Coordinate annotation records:
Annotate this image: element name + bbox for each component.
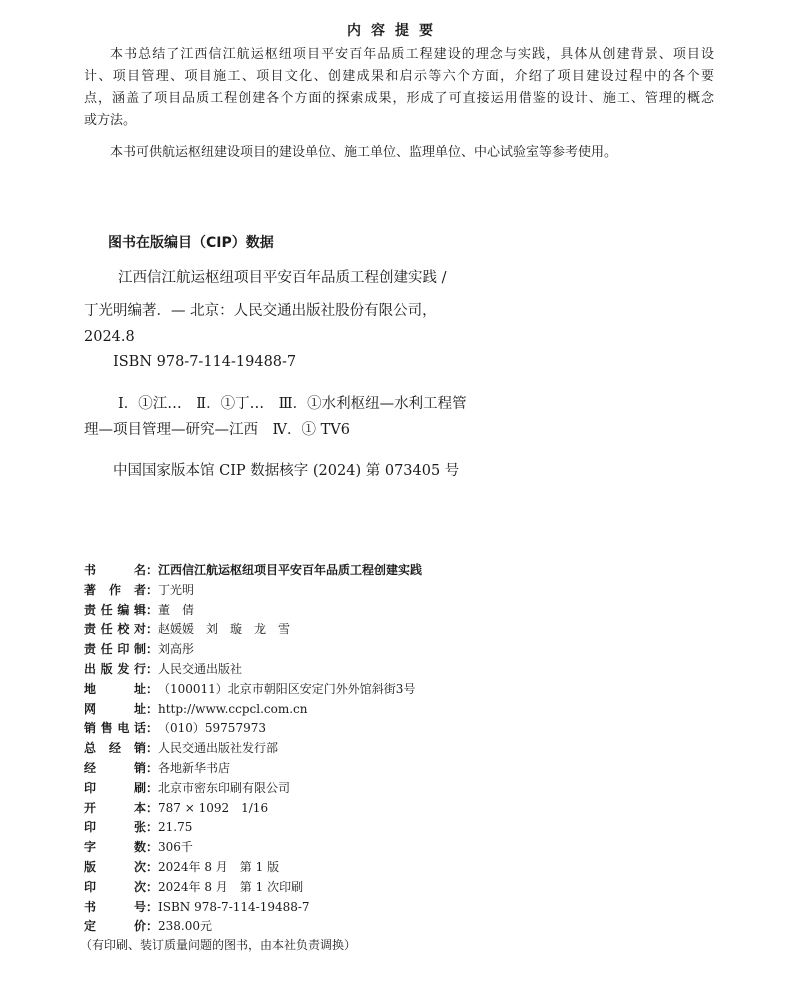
summary-paragraph-1 — [84, 44, 714, 132]
colophon-colon: ： — [146, 761, 159, 775]
colophon-label: 总经销 — [84, 741, 146, 756]
colophon-colon: ： — [146, 741, 159, 756]
colophon-row — [84, 877, 303, 897]
colophon-label: 印张 — [84, 820, 146, 835]
colophon-value: 人民交通出版社 — [158, 662, 243, 676]
colophon-value: 2024年 8 月 第 1 次印刷 — [158, 879, 304, 894]
colophon-colon: ： — [146, 800, 159, 815]
colophon-row — [84, 639, 194, 659]
colophon-colon: ： — [146, 582, 159, 597]
colophon-colon: ： — [146, 622, 159, 637]
colophon-value: 306千 — [158, 840, 193, 855]
colophon-row — [84, 718, 266, 738]
colophon-colon: ： — [146, 602, 159, 617]
colophon-colon: ： — [146, 899, 159, 914]
colophon-label: 网址 — [84, 701, 146, 716]
colophon-label: 版次 — [84, 860, 146, 874]
colophon-row — [84, 837, 193, 857]
colophon-value: 江西信江航运枢纽项目平安百年品质工程创建实践 — [158, 563, 423, 577]
colophon-label: 书名 — [84, 563, 146, 577]
quality-notice: （有印刷、装订质量问题的图书，由本社负责调换） — [80, 938, 357, 952]
colophon-row — [84, 600, 194, 620]
colophon-value: 丁光明 — [158, 582, 195, 597]
colophon-row — [84, 659, 242, 679]
colophon-label: 经销 — [84, 761, 146, 775]
cip-line-date: 2024.8 — [84, 329, 135, 345]
colophon-value: （100011）北京市朝阳区安定门外外馆斜街3号 — [158, 681, 416, 696]
colophon-row — [84, 619, 290, 639]
colophon-row — [84, 817, 192, 837]
colophon-value: （010）59757973 — [158, 721, 266, 736]
colophon-value: http://www.ccpcl.com.cn — [158, 701, 308, 716]
colophon-row — [84, 897, 310, 917]
colophon-label: 责任编辑 — [84, 602, 146, 617]
colophon-colon: ： — [146, 879, 159, 894]
summary-line: 本书可供航运枢纽建设项目的建设单位、施工单位、监理单位、中心试验室等参考使用。 — [110, 145, 618, 160]
summary-line: 或方法。 — [84, 113, 137, 128]
colophon-label: 定价 — [84, 919, 146, 934]
colophon-label: 书号 — [84, 899, 146, 914]
colophon-row — [84, 580, 194, 600]
summary-paragraph-2 — [84, 142, 714, 164]
colophon-row — [84, 758, 230, 778]
colophon-label: 出版发行 — [84, 662, 146, 676]
colophon-colon: ： — [146, 780, 159, 795]
colophon-label: 印刷 — [84, 780, 146, 795]
colophon-value: 人民交通出版社发行部 — [158, 741, 279, 756]
colophon-value: 董 倩 — [158, 602, 195, 617]
colophon-value: 北京市密东印刷有限公司 — [158, 780, 291, 795]
cip-line-isbn: ISBN 978-7-114-19488-7 — [113, 354, 297, 370]
colophon-row — [84, 857, 279, 877]
colophon-value: 238.00元 — [158, 919, 212, 934]
colophon-value: 787 × 1092 1/16 — [158, 800, 269, 815]
colophon-value: 2024年 8 月 第 1 版 — [158, 860, 280, 874]
colophon-value: ISBN 978-7-114-19488-7 — [158, 899, 310, 914]
colophon-colon: ： — [146, 563, 159, 577]
colophon-label: 印次 — [84, 879, 146, 894]
colophon-label: 开本 — [84, 800, 146, 815]
colophon-label: 责任校对 — [84, 622, 146, 637]
colophon-label: 地址 — [84, 681, 146, 696]
summary-line: 点，涵盖了项目品质工程创建各个方面的探索成果，形成了可直接运用借鉴的设计、施工、管理的概念 — [84, 91, 714, 106]
summary-title: 内容提要 — [347, 23, 443, 39]
colophon-label: 字数 — [84, 840, 146, 855]
colophon-row — [84, 778, 290, 798]
colophon-label: 著作者 — [84, 582, 146, 597]
summary-line: 本书总结了江西信江航运枢纽项目平安百年品质工程建设的理念与实践，具体从创建背景、项目设 — [110, 47, 714, 62]
colophon-row — [84, 738, 278, 758]
cip-line-classification-cont: 理—项目管理—研究—江西 Ⅳ．① TV6 — [84, 422, 350, 438]
colophon-colon: ： — [146, 701, 159, 716]
colophon-colon: ： — [146, 642, 159, 657]
colophon-colon: ： — [146, 919, 159, 934]
colophon-row — [84, 798, 268, 818]
colophon-label: 责任印制 — [84, 642, 146, 657]
colophon-row — [84, 699, 307, 719]
colophon-row — [84, 916, 212, 936]
colophon-label: 销售电话 — [84, 721, 146, 736]
colophon-colon: ： — [146, 721, 159, 736]
cip-line-author: 丁光明编著．— 北京：人民交通出版社股份有限公司， — [84, 303, 437, 319]
cip-line-classification: Ⅰ．①江… Ⅱ．①丁… Ⅲ．①水利枢纽—水利工程管 — [118, 396, 467, 412]
colophon-colon: ： — [146, 840, 159, 855]
cip-heading: 图书在版编目（CIP）数据 — [108, 235, 274, 251]
colophon-row — [84, 560, 422, 580]
colophon-value: 各地新华书店 — [158, 761, 231, 775]
colophon-colon: ： — [146, 860, 159, 874]
colophon-value: 赵媛媛 刘 璇 龙 雪 — [158, 622, 291, 637]
colophon-row — [84, 679, 415, 699]
cip-line-record-number: 中国国家版本馆 CIP 数据核字 (2024) 第 073405 号 — [113, 463, 460, 479]
cip-line-title: 江西信江航运枢纽项目平安百年品质工程创建实践 / — [118, 270, 447, 286]
colophon-value: 刘高彤 — [158, 642, 195, 657]
colophon-colon: ： — [146, 681, 159, 696]
colophon-value: 21.75 — [158, 820, 193, 835]
colophon-colon: ： — [146, 820, 159, 835]
summary-line: 计、项目管理、项目施工、项目文化、创建成果和启示等六个方面，介绍了项目建设过程中的各个要 — [84, 69, 714, 84]
colophon-colon: ： — [146, 662, 159, 676]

> [TASK TO CARRY OUT]:
Report each line above that contains the string "ISBN", copying every such line in full.

> [TASK RESULT]:
cip-line-isbn: ISBN 978-7-114-19488-7 — [113, 354, 297, 370]
colophon-value: ISBN 978-7-114-19488-7 — [158, 899, 310, 914]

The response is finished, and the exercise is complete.